◆ SET TASK ◆
Provide an exact reproduction of every entry.

◆ SUPPLIED RECORDS ◆
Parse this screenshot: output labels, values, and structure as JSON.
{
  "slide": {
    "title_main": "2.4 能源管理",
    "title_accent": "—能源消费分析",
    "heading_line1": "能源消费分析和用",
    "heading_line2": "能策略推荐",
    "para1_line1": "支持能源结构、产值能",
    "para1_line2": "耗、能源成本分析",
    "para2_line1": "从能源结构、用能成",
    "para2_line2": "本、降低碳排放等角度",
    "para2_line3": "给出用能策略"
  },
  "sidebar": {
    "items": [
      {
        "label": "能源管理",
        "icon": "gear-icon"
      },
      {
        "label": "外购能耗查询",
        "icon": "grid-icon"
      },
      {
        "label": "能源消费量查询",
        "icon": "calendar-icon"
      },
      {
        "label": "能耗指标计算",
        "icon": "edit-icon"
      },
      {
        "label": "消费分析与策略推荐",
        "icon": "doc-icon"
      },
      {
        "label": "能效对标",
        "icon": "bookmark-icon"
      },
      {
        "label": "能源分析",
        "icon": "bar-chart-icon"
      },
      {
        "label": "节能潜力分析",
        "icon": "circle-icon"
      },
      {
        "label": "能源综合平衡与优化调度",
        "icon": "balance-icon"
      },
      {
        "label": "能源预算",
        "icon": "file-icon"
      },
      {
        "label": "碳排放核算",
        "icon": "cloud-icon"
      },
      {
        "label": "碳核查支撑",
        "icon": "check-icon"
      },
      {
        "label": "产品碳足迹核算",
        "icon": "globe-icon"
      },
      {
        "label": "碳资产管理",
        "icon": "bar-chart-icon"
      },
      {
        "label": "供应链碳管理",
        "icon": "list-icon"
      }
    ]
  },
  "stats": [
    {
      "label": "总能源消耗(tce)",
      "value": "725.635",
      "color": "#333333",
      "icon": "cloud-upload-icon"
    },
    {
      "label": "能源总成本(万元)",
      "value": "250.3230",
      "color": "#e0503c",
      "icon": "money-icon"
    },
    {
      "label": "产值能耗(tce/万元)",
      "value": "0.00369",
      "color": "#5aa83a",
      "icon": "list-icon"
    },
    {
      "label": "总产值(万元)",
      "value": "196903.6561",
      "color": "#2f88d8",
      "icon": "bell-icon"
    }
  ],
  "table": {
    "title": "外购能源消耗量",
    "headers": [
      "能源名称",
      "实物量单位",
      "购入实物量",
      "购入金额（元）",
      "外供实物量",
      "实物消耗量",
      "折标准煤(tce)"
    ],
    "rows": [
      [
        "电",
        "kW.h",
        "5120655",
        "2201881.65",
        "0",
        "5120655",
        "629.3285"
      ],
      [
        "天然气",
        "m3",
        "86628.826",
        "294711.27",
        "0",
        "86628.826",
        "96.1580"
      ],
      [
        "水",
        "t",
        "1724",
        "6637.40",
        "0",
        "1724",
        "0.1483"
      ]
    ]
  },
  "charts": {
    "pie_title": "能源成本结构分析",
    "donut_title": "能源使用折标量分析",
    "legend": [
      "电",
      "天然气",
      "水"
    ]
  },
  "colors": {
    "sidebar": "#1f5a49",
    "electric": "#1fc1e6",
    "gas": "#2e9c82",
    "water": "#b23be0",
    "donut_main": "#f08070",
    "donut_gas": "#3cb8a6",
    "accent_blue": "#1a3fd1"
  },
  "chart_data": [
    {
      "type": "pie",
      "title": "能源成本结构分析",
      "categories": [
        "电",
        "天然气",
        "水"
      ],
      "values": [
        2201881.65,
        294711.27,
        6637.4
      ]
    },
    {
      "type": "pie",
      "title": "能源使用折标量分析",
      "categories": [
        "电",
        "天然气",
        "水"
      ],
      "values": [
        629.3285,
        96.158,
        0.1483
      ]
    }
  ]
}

◆ TASK OUTPUT ◆
Parse this screenshot: output labels, values, and structure as JSON.
{
  "slide": {
    "title_main": "2.4 能源管理",
    "title_accent": "—能源消费分析",
    "heading_line1": "能源消费分析和用",
    "heading_line2": "能策略推荐",
    "para1_line1": "支持能源结构、产值能",
    "para1_line2": "耗、能源成本分析",
    "para2_line1": "从能源结构、用能成",
    "para2_line2": "本、降低碳排放等角度",
    "para2_line3": "给出用能策略"
  },
  "sidebar": {
    "items": [
      {
        "label": "能源管理",
        "icon": "gear-icon"
      },
      {
        "label": "外购能耗查询",
        "icon": "grid-icon"
      },
      {
        "label": "能源消费量查询",
        "icon": "calendar-icon"
      },
      {
        "label": "能耗指标计算",
        "icon": "edit-icon"
      },
      {
        "label": "消费分析与策略推荐",
        "icon": "doc-icon"
      },
      {
        "label": "能效对标",
        "icon": "bookmark-icon"
      },
      {
        "label": "能源分析",
        "icon": "bar-chart-icon"
      },
      {
        "label": "节能潜力分析",
        "icon": "circle-icon"
      },
      {
        "label": "能源综合平衡与优化调度",
        "icon": "balance-icon"
      },
      {
        "label": "能源预算",
        "icon": "file-icon"
      },
      {
        "label": "碳排放核算",
        "icon": "cloud-icon"
      },
      {
        "label": "碳核查支撑",
        "icon": "check-icon"
      },
      {
        "label": "产品碳足迹核算",
        "icon": "globe-icon"
      },
      {
        "label": "碳资产管理",
        "icon": "bar-chart-icon"
      },
      {
        "label": "供应链碳管理",
        "icon": "list-icon"
      }
    ]
  },
  "stats": [
    {
      "label": "总能源消耗(tce)",
      "value": "725.635",
      "color": "#333333",
      "icon": "cloud-upload-icon"
    },
    {
      "label": "能源总成本(万元)",
      "value": "250.3230",
      "color": "#e0503c",
      "icon": "money-icon"
    },
    {
      "label": "产值能耗(tce/万元)",
      "value": "0.00369",
      "color": "#5aa83a",
      "icon": "list-icon"
    },
    {
      "label": "总产值(万元)",
      "value": "196903.6561",
      "color": "#2f88d8",
      "icon": "bell-icon"
    }
  ],
  "table": {
    "title": "外购能源消耗量",
    "headers": [
      "能源名称",
      "实物量单位",
      "购入实物量",
      "购入金额（元）",
      "外供实物量",
      "实物消耗量",
      "折标准煤(tce)"
    ],
    "rows": [
      [
        "电",
        "kW.h",
        "5120655",
        "2201881.65",
        "0",
        "5120655",
        "629.3285"
      ],
      [
        "天然气",
        "m3",
        "86628.826",
        "294711.27",
        "0",
        "86628.826",
        "96.1580"
      ],
      [
        "水",
        "t",
        "1724",
        "6637.40",
        "0",
        "1724",
        "0.1483"
      ]
    ]
  },
  "charts": {
    "pie_title": "能源成本结构分析",
    "donut_title": "能源使用折标量分析",
    "legend": [
      "电",
      "天然气",
      "水"
    ]
  },
  "colors": {
    "sidebar": "#1f5a49",
    "electric": "#1fc1e6",
    "gas": "#2e9c82",
    "water": "#b23be0",
    "donut_main": "#f08070",
    "donut_gas": "#3cb8a6",
    "accent_blue": "#1a3fd1"
  },
  "chart_data": [
    {
      "type": "pie",
      "title": "能源成本结构分析",
      "categories": [
        "电",
        "天然气",
        "水"
      ],
      "values": [
        2201881.65,
        294711.27,
        6637.4
      ]
    },
    {
      "type": "pie",
      "title": "能源使用折标量分析",
      "categories": [
        "电",
        "天然气",
        "水"
      ],
      "values": [
        629.3285,
        96.158,
        0.1483
      ]
    }
  ]
}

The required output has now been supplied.